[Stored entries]

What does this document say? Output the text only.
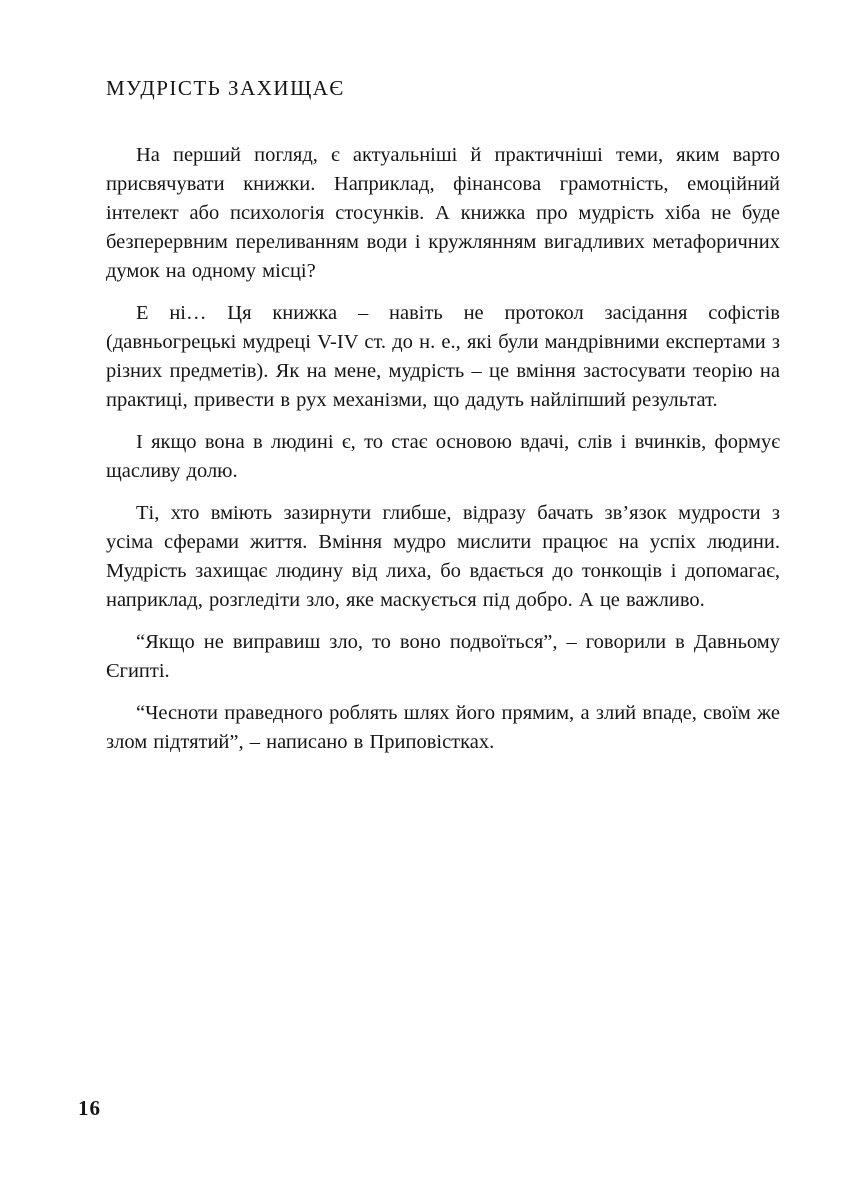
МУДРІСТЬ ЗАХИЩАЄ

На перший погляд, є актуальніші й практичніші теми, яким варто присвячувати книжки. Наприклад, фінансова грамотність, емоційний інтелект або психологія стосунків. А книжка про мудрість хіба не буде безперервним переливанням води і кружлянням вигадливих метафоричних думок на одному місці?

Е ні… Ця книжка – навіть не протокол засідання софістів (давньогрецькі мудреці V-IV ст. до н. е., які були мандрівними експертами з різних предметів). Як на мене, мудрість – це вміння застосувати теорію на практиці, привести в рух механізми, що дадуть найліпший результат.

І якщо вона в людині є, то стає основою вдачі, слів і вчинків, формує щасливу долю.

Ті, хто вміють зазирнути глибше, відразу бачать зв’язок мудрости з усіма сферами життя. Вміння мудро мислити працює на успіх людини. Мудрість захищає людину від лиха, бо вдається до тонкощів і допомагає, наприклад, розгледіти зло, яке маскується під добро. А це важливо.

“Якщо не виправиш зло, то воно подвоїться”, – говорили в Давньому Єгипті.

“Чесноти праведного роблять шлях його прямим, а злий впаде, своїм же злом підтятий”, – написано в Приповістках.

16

What you will do = Set the listing down in full and exactly. Pictures within it should not appear in the copy.

Final result =
What does this document say? Output the text only.
МУДРІСТЬ ЗАХИЩАЄ

На перший погляд, є актуальніші й практичніші теми, яким варто присвячувати книжки. Наприклад, фінансова грамотність, емоційний інтелект або психологія стосунків. А книжка про мудрість хіба не буде безперервним переливанням води і кружлянням вигадливих метафоричних думок на одному місці?

Е ні… Ця книжка – навіть не протокол засідання софістів (давньогрецькі мудреці V-IV ст. до н. е., які були мандрівними експертами з різних предметів). Як на мене, мудрість – це вміння застосувати теорію на практиці, привести в рух механізми, що дадуть найліпший результат.

І якщо вона в людині є, то стає основою вдачі, слів і вчинків, формує щасливу долю.

Ті, хто вміють зазирнути глибше, відразу бачать зв’язок мудрости з усіма сферами життя. Вміння мудро мислити працює на успіх людини. Мудрість захищає людину від лиха, бо вдається до тонкощів і допомагає, наприклад, розгледіти зло, яке маскується під добро. А це важливо.

“Якщо не виправиш зло, то воно подвоїться”, – говорили в Давньому Єгипті.

“Чесноти праведного роблять шлях його прямим, а злий впаде, своїм же злом підтятий”, – написано в Приповістках.

16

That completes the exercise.